Task prompt
Which lines below hold the word "sensitivity"? Copy all of them.

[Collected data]
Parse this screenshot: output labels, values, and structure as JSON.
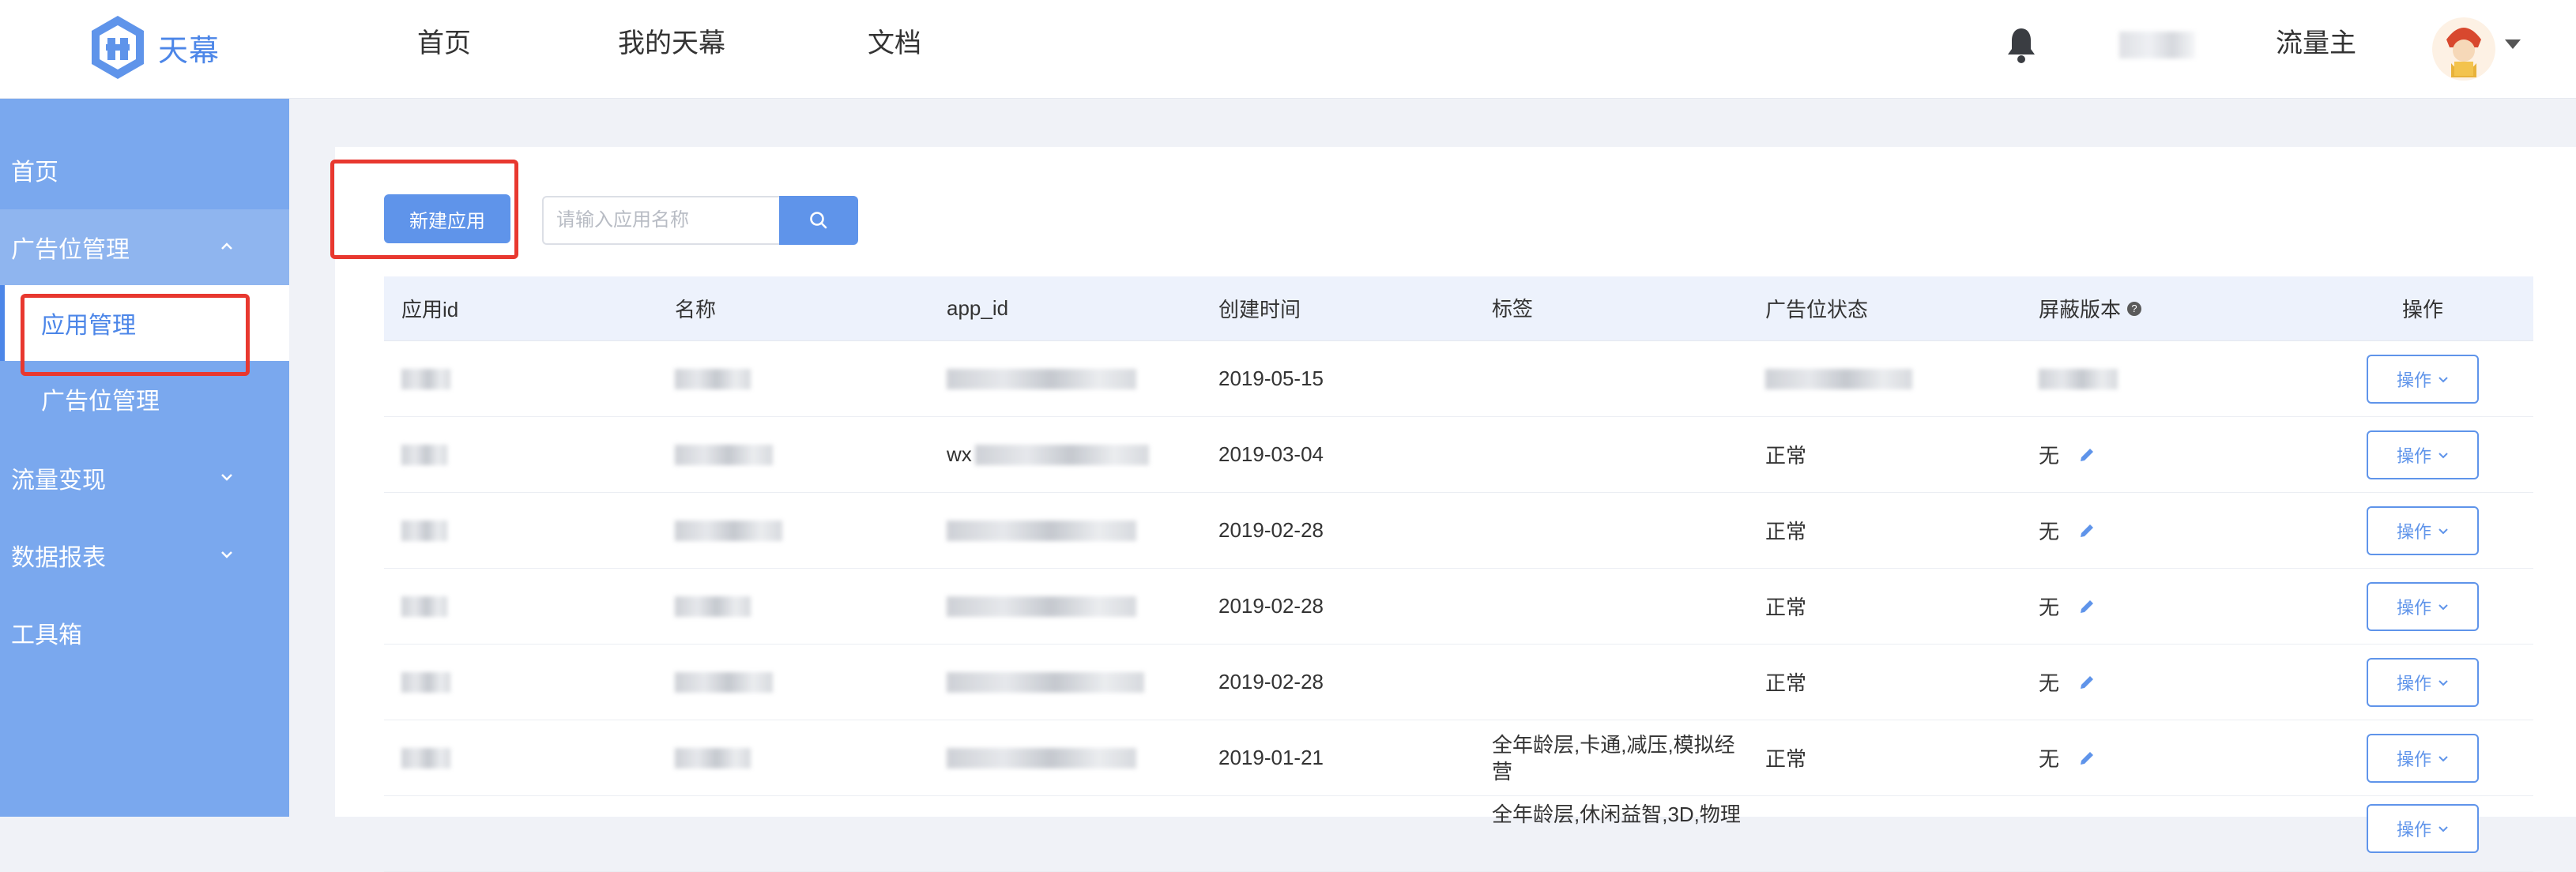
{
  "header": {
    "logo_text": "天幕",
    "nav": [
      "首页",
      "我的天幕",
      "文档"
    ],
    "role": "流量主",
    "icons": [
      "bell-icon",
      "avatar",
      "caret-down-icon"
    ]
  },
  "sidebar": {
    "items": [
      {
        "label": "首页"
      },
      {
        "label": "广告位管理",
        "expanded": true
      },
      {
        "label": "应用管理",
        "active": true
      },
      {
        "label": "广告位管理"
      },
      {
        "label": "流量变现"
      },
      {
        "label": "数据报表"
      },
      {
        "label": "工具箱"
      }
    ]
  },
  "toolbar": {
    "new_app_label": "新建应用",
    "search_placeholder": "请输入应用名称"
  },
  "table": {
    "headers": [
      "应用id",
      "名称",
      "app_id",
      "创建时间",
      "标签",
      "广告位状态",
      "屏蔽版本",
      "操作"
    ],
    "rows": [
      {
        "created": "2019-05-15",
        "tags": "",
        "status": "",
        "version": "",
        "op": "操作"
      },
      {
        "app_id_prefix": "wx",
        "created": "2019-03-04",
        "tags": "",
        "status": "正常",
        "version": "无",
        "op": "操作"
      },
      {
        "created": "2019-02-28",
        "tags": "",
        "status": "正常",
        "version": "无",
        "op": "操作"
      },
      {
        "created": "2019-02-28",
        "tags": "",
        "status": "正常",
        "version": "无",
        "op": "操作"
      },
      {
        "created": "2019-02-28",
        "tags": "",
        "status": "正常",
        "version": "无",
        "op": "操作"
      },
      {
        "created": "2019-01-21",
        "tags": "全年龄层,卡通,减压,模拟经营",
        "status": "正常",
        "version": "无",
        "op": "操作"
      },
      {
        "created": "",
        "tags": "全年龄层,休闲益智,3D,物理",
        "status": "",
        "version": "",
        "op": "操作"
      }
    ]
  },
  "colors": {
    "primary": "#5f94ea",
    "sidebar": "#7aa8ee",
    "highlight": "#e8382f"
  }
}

...

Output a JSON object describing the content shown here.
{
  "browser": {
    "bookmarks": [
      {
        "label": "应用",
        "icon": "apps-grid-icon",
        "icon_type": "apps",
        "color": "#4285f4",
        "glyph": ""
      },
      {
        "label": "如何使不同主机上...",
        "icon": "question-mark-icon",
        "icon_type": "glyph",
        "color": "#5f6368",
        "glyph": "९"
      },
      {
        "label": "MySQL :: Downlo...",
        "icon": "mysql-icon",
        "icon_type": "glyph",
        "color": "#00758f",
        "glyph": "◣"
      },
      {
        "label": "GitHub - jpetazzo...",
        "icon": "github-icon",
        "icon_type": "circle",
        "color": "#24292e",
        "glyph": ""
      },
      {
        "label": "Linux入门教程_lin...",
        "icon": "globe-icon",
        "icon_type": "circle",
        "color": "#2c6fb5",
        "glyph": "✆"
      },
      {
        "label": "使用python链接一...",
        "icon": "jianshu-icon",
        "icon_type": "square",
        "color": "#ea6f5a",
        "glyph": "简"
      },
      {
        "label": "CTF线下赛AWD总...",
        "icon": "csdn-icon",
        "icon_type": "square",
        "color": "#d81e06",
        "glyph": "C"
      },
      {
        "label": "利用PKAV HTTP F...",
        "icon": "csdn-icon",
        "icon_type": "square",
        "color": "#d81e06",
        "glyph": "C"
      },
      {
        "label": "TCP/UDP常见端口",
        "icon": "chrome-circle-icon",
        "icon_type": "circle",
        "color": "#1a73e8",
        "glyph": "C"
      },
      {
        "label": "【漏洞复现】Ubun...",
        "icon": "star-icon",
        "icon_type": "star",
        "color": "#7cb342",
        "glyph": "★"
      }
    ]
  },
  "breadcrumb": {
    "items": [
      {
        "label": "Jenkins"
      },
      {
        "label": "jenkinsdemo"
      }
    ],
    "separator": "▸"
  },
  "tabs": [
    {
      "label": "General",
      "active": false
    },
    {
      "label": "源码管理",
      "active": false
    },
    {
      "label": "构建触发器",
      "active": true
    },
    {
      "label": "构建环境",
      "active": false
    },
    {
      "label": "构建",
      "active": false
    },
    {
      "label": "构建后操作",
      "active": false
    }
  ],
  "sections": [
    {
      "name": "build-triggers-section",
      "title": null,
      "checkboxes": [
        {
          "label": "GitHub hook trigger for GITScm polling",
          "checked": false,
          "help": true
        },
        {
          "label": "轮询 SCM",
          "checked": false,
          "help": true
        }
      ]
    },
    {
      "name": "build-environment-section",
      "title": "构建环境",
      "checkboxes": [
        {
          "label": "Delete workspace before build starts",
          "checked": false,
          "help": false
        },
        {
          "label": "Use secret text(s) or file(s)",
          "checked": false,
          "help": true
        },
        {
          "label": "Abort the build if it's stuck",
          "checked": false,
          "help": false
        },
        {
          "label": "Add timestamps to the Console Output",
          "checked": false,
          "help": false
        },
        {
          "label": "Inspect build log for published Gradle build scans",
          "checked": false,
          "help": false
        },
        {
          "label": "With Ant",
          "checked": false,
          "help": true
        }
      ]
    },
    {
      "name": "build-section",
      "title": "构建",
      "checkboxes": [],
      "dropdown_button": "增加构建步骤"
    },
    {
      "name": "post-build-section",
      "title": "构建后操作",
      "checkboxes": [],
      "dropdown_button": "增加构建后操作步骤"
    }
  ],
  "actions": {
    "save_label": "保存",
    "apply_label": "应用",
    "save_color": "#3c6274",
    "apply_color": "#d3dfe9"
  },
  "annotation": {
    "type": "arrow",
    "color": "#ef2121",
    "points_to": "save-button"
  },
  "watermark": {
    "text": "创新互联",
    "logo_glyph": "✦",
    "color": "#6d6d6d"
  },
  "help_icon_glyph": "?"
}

--

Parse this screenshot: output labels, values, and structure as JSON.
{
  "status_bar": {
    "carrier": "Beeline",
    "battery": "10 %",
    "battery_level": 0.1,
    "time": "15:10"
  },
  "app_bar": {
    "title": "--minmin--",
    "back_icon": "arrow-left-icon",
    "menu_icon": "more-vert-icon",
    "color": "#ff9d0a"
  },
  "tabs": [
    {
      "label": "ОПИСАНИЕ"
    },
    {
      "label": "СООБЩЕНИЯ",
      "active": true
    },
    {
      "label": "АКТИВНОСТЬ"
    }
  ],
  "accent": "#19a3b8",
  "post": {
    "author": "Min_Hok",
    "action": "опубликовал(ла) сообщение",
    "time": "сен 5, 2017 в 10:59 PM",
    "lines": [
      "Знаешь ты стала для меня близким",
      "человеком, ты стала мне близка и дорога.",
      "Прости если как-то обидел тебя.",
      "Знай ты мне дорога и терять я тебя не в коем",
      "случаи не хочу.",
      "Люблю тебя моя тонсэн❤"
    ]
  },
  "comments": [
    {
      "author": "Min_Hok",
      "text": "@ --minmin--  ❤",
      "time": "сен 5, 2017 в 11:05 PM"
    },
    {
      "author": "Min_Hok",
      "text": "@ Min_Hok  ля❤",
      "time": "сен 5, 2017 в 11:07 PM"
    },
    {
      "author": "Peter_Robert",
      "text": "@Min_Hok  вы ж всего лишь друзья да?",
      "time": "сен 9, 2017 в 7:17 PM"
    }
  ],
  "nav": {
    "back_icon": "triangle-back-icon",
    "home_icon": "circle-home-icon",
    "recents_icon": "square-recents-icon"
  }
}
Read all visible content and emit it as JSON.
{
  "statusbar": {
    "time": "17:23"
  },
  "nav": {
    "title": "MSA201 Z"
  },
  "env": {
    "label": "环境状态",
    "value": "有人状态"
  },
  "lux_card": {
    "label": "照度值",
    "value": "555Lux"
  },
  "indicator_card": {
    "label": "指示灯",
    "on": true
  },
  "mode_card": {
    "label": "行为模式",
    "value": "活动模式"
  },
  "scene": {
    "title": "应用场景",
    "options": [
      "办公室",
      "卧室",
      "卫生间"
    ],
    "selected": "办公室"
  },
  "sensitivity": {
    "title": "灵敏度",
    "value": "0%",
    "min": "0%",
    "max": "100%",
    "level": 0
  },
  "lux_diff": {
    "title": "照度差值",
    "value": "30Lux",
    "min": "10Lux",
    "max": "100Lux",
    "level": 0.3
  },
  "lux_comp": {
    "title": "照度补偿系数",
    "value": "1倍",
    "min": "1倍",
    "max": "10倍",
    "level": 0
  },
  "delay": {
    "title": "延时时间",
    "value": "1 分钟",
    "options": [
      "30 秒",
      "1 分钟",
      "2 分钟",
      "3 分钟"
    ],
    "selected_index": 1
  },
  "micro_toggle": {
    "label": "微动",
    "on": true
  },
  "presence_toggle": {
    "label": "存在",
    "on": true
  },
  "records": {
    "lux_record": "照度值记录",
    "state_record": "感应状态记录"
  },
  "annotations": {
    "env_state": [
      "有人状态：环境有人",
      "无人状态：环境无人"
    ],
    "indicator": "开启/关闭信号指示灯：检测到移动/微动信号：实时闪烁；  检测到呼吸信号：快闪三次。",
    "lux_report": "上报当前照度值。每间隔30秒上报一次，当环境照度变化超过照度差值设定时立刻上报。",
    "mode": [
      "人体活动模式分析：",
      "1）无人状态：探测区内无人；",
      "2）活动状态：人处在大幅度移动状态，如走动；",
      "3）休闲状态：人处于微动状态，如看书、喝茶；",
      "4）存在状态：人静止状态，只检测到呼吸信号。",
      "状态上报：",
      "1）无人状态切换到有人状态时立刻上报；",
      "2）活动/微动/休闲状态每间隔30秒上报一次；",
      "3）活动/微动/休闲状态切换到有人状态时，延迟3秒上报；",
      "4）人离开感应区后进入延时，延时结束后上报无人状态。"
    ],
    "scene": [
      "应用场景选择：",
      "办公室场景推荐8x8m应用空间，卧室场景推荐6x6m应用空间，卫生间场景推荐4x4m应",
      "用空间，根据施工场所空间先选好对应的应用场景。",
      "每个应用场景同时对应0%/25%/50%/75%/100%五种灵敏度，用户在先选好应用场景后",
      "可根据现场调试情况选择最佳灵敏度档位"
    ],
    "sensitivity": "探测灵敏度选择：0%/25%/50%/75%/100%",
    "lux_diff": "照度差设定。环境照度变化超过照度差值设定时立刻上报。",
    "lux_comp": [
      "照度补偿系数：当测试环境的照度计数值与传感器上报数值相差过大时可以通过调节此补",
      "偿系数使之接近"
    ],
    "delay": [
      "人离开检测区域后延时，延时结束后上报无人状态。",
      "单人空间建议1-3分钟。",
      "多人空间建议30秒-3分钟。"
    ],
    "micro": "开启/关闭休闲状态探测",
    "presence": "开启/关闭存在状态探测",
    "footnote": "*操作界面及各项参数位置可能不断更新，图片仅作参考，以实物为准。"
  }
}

Exercise answer
  "sensitivity": {
    "sensitivity": "探测灵敏度选择：0%/25%/50%/75%/100%",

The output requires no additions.